## start Task material

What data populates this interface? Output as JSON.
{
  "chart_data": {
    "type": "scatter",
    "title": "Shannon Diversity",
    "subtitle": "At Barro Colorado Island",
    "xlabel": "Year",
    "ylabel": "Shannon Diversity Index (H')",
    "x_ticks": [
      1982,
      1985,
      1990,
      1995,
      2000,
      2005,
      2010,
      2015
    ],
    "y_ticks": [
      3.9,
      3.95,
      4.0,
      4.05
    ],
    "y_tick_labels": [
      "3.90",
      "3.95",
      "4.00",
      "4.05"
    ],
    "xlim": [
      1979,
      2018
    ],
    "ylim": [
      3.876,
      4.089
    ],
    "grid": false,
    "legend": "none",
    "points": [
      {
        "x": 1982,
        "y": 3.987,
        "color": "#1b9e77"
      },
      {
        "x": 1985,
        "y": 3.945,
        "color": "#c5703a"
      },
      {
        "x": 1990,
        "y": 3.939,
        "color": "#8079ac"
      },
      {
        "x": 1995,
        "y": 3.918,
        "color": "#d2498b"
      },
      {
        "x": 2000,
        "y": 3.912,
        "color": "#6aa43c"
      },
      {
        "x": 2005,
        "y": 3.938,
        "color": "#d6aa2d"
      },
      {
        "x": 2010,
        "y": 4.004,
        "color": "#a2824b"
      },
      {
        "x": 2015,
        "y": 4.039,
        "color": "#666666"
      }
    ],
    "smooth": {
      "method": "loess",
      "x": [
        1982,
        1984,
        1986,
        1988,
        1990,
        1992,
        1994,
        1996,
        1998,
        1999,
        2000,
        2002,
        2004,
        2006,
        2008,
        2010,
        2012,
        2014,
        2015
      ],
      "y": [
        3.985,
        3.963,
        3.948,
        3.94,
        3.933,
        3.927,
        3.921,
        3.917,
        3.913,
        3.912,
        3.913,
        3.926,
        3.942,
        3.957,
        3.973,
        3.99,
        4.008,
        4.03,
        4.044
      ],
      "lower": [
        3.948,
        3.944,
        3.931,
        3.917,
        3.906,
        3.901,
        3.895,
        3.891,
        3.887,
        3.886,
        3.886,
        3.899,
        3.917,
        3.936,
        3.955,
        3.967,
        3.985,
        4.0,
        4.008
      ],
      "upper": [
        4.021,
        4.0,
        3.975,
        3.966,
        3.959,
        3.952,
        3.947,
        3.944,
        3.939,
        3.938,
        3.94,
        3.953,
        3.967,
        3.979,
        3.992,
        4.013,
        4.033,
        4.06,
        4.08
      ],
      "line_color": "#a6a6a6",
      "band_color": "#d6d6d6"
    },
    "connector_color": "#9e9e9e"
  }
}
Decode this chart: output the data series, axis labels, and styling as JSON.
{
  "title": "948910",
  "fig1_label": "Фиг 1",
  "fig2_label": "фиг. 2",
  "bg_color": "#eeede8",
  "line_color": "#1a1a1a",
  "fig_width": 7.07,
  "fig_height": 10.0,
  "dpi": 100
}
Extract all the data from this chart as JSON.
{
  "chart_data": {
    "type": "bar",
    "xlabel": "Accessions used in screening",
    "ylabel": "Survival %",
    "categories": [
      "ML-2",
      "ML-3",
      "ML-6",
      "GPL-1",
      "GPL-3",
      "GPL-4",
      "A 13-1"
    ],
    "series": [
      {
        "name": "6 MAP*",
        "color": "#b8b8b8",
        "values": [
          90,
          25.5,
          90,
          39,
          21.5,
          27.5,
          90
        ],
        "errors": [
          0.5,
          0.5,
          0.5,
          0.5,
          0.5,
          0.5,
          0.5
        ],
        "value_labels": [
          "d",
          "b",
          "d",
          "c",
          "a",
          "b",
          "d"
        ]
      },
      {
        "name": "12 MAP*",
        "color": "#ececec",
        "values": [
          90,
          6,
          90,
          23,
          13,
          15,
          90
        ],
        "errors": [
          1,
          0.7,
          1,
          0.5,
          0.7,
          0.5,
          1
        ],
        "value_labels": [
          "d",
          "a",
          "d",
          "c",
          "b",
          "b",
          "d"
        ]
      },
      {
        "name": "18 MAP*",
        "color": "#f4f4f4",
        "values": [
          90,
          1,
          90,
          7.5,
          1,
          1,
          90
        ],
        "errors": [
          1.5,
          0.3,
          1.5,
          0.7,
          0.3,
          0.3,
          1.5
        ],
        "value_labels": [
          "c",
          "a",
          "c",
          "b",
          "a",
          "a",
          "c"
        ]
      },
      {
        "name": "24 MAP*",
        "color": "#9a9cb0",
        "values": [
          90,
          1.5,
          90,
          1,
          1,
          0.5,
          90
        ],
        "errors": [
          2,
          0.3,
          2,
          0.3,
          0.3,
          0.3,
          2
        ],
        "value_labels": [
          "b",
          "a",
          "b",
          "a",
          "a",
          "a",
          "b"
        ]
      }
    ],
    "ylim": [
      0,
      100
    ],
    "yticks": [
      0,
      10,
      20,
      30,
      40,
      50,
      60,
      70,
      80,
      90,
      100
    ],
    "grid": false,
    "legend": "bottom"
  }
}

## end Task material

**What is required**
Using the data above, return each line exactly as written.

**In response**
What data populates this interface? Output as JSON.
{
  "chart_data": {
    "type": "scatter",
    "title": "Shannon Diversity",
    "subtitle": "At Barro Colorado Island",
    "xlabel": "Year",
    "ylabel": "Shannon Diversity Index (H')",
    "x_ticks": [
      1982,
      1985,
      1990,
      1995,
      2000,
      2005,
      2010,
      2015
    ],
    "y_ticks": [
      3.9,
      3.95,
      4.0,
      4.05
    ],
    "y_tick_labels": [
      "3.90",
      "3.95",
      "4.00",
      "4.05"
    ],
    "xlim": [
      1979,
      2018
    ],
    "ylim": [
      3.876,
      4.089
    ],
    "grid": false,
    "legend": "none",
    "points": [
      {
        "x": 1982,
        "y": 3.987,
        "color": "#1b9e77"
      },
      {
        "x": 1985,
        "y": 3.945,
        "color": "#c5703a"
      },
      {
        "x": 1990,
        "y": 3.939,
        "color": "#8079ac"
      },
      {
        "x": 1995,
        "y": 3.918,
        "color": "#d2498b"
      },
      {
        "x": 2000,
        "y": 3.912,
        "color": "#6aa43c"
      },
      {
        "x": 2005,
        "y": 3.938,
        "color": "#d6aa2d"
      },
      {
        "x": 2010,
        "y": 4.004,
        "color": "#a2824b"
      },
      {
        "x": 2015,
        "y": 4.039,
        "color": "#666666"
      }
    ],
    "smooth": {
      "method": "loess",
      "x": [
        1982,
        1984,
        1986,
        1988,
        1990,
        1992,
        1994,
        1996,
        1998,
        1999,
        2000,
        2002,
        2004,
        2006,
        2008,
        2010,
        2012,
        2014,
        2015
      ],
      "y": [
        3.985,
        3.963,
        3.948,
        3.94,
        3.933,
        3.927,
        3.921,
        3.917,
        3.913,
        3.912,
        3.913,
        3.926,
        3.942,
        3.957,
        3.973,
        3.99,
        4.008,
        4.03,
        4.044
      ],
      "lower": [
        3.948,
        3.944,
        3.931,
        3.917,
        3.906,
        3.901,
        3.895,
        3.891,
        3.887,
        3.886,
        3.886,
        3.899,
        3.917,
        3.936,
        3.955,
        3.967,
        3.985,
        4.0,
        4.008
      ],
      "upper": [
        4.021,
        4.0,
        3.975,
        3.966,
        3.959,
        3.952,
        3.947,
        3.944,
        3.939,
        3.938,
        3.94,
        3.953,
        3.967,
        3.979,
        3.992,
        4.013,
        4.033,
        4.06,
        4.08
      ],
      "line_color": "#a6a6a6",
      "band_color": "#d6d6d6"
    },
    "connector_color": "#9e9e9e"
  }
}
Decode this chart: output the data series, axis labels, and styling as JSON.
{
  "title": "948910",
  "fig1_label": "Фиг 1",
  "fig2_label": "фиг. 2",
  "bg_color": "#eeede8",
  "line_color": "#1a1a1a",
  "fig_width": 7.07,
  "fig_height": 10.0,
  "dpi": 100
}
Extract all the data from this chart as JSON.
{
  "chart_data": {
    "type": "bar",
    "xlabel": "Accessions used in screening",
    "ylabel": "Survival %",
    "categories": [
      "ML-2",
      "ML-3",
      "ML-6",
      "GPL-1",
      "GPL-3",
      "GPL-4",
      "A 13-1"
    ],
    "series": [
      {
        "name": "6 MAP*",
        "color": "#b8b8b8",
        "values": [
          90,
          25.5,
          90,
          39,
          21.5,
          27.5,
          90
        ],
        "errors": [
          0.5,
          0.5,
          0.5,
          0.5,
          0.5,
          0.5,
          0.5
        ],
        "value_labels": [
          "d",
          "b",
          "d",
          "c",
          "a",
          "b",
          "d"
        ]
      },
      {
        "name": "12 MAP*",
        "color": "#ececec",
        "values": [
          90,
          6,
          90,
          23,
          13,
          15,
          90
        ],
        "errors": [
          1,
          0.7,
          1,
          0.5,
          0.7,
          0.5,
          1
        ],
        "value_labels": [
          "d",
          "a",
          "d",
          "c",
          "b",
          "b",
          "d"
        ]
      },
      {
        "name": "18 MAP*",
        "color": "#f4f4f4",
        "values": [
          90,
          1,
          90,
          7.5,
          1,
          1,
          90
        ],
        "errors": [
          1.5,
          0.3,
          1.5,
          0.7,
          0.3,
          0.3,
          1.5
        ],
        "value_labels": [
          "c",
          "a",
          "c",
          "b",
          "a",
          "a",
          "c"
        ]
      },
      {
        "name": "24 MAP*",
        "color": "#9a9cb0",
        "values": [
          90,
          1.5,
          90,
          1,
          1,
          0.5,
          90
        ],
        "errors": [
          2,
          0.3,
          2,
          0.3,
          0.3,
          0.3,
          2
        ],
        "value_labels": [
          "b",
          "a",
          "b",
          "a",
          "a",
          "a",
          "b"
        ]
      }
    ],
    "ylim": [
      0,
      100
    ],
    "yticks": [
      0,
      10,
      20,
      30,
      40,
      50,
      60,
      70,
      80,
      90,
      100
    ],
    "grid": false,
    "legend": "bottom"
  }
}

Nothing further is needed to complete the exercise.